§ **Direction**: Reproduce every item below verbatim, keeping each character and line unchanged.

§ **Records for the exercise**:
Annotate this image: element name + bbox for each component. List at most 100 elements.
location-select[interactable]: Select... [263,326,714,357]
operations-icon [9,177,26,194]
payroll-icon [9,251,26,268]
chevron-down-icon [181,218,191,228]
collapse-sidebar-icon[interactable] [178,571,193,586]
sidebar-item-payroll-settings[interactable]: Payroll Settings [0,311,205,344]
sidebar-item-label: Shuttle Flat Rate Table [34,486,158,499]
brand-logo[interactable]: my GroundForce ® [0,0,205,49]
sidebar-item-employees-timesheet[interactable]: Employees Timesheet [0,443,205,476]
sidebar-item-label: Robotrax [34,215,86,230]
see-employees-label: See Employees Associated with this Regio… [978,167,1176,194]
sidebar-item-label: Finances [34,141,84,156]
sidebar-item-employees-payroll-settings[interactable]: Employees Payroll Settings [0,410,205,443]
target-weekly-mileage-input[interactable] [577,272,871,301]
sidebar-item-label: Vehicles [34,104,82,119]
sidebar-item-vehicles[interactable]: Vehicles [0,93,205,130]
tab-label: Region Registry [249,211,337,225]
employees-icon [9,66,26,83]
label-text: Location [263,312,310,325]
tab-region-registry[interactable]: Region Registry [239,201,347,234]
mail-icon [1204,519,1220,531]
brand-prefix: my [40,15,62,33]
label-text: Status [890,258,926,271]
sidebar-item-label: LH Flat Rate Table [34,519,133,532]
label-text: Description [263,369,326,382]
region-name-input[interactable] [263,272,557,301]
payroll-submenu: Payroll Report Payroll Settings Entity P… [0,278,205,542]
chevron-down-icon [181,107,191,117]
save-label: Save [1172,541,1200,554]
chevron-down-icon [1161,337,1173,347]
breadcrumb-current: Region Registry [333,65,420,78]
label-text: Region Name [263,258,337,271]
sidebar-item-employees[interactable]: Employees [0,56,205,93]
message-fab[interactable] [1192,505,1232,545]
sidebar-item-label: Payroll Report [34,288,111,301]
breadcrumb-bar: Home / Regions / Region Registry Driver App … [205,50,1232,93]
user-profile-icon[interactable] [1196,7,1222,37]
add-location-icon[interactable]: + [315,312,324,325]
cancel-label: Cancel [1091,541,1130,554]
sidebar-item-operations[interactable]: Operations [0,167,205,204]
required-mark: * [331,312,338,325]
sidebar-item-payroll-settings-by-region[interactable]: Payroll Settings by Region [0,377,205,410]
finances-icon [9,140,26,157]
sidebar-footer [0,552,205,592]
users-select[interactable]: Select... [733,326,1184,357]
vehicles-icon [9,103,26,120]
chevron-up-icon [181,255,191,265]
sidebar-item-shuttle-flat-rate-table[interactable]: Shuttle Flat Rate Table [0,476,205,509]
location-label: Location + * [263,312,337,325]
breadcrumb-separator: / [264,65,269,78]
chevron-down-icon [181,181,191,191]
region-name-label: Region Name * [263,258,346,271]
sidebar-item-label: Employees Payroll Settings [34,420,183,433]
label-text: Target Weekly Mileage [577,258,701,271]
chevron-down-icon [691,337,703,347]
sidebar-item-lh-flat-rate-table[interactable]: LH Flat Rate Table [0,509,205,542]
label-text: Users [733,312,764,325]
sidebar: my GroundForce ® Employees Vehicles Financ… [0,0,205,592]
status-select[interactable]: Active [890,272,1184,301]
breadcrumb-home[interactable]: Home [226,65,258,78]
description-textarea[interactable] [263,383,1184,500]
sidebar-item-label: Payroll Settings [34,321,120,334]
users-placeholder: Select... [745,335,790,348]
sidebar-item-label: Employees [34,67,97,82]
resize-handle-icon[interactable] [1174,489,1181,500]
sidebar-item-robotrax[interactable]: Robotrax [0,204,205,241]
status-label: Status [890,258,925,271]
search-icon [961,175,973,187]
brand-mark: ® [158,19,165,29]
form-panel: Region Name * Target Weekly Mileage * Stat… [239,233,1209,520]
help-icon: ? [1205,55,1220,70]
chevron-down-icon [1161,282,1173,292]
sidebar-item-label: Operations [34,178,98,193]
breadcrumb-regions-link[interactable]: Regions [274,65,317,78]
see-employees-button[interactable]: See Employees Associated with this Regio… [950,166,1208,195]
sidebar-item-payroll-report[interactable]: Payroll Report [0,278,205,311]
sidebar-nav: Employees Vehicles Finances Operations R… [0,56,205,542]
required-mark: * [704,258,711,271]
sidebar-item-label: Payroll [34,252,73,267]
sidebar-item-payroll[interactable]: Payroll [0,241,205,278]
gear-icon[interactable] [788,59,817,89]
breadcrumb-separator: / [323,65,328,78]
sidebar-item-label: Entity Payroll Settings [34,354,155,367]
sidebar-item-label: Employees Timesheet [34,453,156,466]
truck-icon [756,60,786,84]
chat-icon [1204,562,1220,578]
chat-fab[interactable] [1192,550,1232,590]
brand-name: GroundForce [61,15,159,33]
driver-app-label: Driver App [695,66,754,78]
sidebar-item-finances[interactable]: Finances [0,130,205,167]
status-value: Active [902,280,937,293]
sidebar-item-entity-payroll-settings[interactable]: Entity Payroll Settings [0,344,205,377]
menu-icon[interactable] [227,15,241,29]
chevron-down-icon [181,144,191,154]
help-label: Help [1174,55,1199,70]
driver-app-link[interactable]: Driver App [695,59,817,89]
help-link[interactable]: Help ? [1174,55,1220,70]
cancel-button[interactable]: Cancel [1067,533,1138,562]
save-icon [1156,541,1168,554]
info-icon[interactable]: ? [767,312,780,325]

§ **Result below**:
Annotate this image: element name + bbox for each component. List at most 100 elements.
location-select[interactable]: Select... [263,326,714,357]
operations-icon [9,177,26,194]
payroll-icon [9,251,26,268]
chevron-down-icon [181,218,191,228]
collapse-sidebar-icon[interactable] [178,571,193,586]
sidebar-item-payroll-settings[interactable]: Payroll Settings [0,311,205,344]
sidebar-item-label: Shuttle Flat Rate Table [34,486,158,499]
brand-logo[interactable]: my GroundForce ® [0,0,205,49]
sidebar-item-employees-timesheet[interactable]: Employees Timesheet [0,443,205,476]
sidebar-item-label: Robotrax [34,215,86,230]
see-employees-label: See Employees Associated with this Regio… [978,167,1176,194]
sidebar-item-label: Finances [34,141,84,156]
sidebar-item-employees-payroll-settings[interactable]: Employees Payroll Settings [0,410,205,443]
target-weekly-mileage-input[interactable] [577,272,871,301]
sidebar-item-label: Vehicles [34,104,82,119]
sidebar-item-vehicles[interactable]: Vehicles [0,93,205,130]
tab-label: Region Registry [249,211,337,225]
employees-icon [9,66,26,83]
label-text: Location [263,312,310,325]
tab-region-registry[interactable]: Region Registry [239,201,347,234]
mail-icon [1204,519,1220,531]
brand-prefix: my [40,15,62,33]
label-text: Status [890,258,926,271]
sidebar-item-label: LH Flat Rate Table [34,519,133,532]
label-text: Description [263,369,326,382]
region-name-input[interactable] [263,272,557,301]
payroll-submenu: Payroll Report Payroll Settings Entity P… [0,278,205,542]
chevron-down-icon [181,107,191,117]
save-label: Save [1172,541,1200,554]
chevron-down-icon [1161,337,1173,347]
breadcrumb-current: Region Registry [333,65,420,78]
label-text: Region Name [263,258,337,271]
sidebar-item-employees[interactable]: Employees [0,56,205,93]
message-fab[interactable] [1192,505,1232,545]
sidebar-item-label: Payroll Report [34,288,111,301]
breadcrumb-bar: Home / Regions / Region Registry Driver App … [205,50,1232,93]
user-profile-icon[interactable] [1196,7,1222,37]
add-location-icon[interactable]: + [315,312,324,325]
cancel-label: Cancel [1091,541,1130,554]
sidebar-item-operations[interactable]: Operations [0,167,205,204]
required-mark: * [331,312,338,325]
sidebar-item-payroll-settings-by-region[interactable]: Payroll Settings by Region [0,377,205,410]
finances-icon [9,140,26,157]
sidebar-footer [0,552,205,592]
users-select[interactable]: Select... [733,326,1184,357]
vehicles-icon [9,103,26,120]
chevron-up-icon [181,255,191,265]
sidebar-item-shuttle-flat-rate-table[interactable]: Shuttle Flat Rate Table [0,476,205,509]
location-label: Location + * [263,312,337,325]
breadcrumb-separator: / [264,65,269,78]
chevron-down-icon [181,181,191,191]
region-name-label: Region Name * [263,258,346,271]
sidebar-item-label: Employees Payroll Settings [34,420,183,433]
label-text: Target Weekly Mileage [577,258,701,271]
chevron-down-icon [691,337,703,347]
sidebar-item-lh-flat-rate-table[interactable]: LH Flat Rate Table [0,509,205,542]
label-text: Users [733,312,764,325]
sidebar: my GroundForce ® Employees Vehicles Financ… [0,0,205,592]
status-select[interactable]: Active [890,272,1184,301]
breadcrumb-home[interactable]: Home [226,65,258,78]
description-textarea[interactable] [263,383,1184,500]
sidebar-item-label: Payroll Settings [34,321,120,334]
users-placeholder: Select... [745,335,790,348]
sidebar-item-label: Employees [34,67,97,82]
resize-handle-icon[interactable] [1174,489,1181,500]
sidebar-item-robotrax[interactable]: Robotrax [0,204,205,241]
status-label: Status [890,258,925,271]
search-icon [961,175,973,187]
brand-mark: ® [158,19,165,29]
form-panel: Region Name * Target Weekly Mileage * Stat… [239,233,1209,520]
help-icon: ? [1205,55,1220,70]
chevron-down-icon [1161,282,1173,292]
sidebar-item-label: Operations [34,178,98,193]
breadcrumb-regions-link[interactable]: Regions [274,65,317,78]
see-employees-button[interactable]: See Employees Associated with this Regio… [950,166,1208,195]
sidebar-item-payroll-report[interactable]: Payroll Report [0,278,205,311]
sidebar-nav: Employees Vehicles Finances Operations R… [0,56,205,542]
required-mark: * [704,258,711,271]
sidebar-item-label: Payroll [34,252,73,267]
sidebar-item-payroll[interactable]: Payroll [0,241,205,278]
gear-icon[interactable] [788,59,817,89]
breadcrumb-separator: / [323,65,328,78]
sidebar-item-label: Entity Payroll Settings [34,354,155,367]
sidebar-item-label: Employees Timesheet [34,453,156,466]
truck-icon [756,60,786,84]
chat-icon [1204,562,1220,578]
chat-fab[interactable] [1192,550,1232,590]
brand-name: GroundForce [61,15,159,33]
driver-app-label: Driver App [695,66,754,78]
sidebar-item-finances[interactable]: Finances [0,130,205,167]
status-value: Active [902,280,937,293]
sidebar-item-entity-payroll-settings[interactable]: Entity Payroll Settings [0,344,205,377]
menu-icon[interactable] [227,15,241,29]
chevron-down-icon [181,144,191,154]
help-label: Help [1174,55,1199,70]
driver-app-link[interactable]: Driver App [695,59,817,89]
help-link[interactable]: Help ? [1174,55,1220,70]
cancel-button[interactable]: Cancel [1067,533,1138,562]
save-icon [1156,541,1168,554]
info-icon[interactable]: ? [767,312,780,325]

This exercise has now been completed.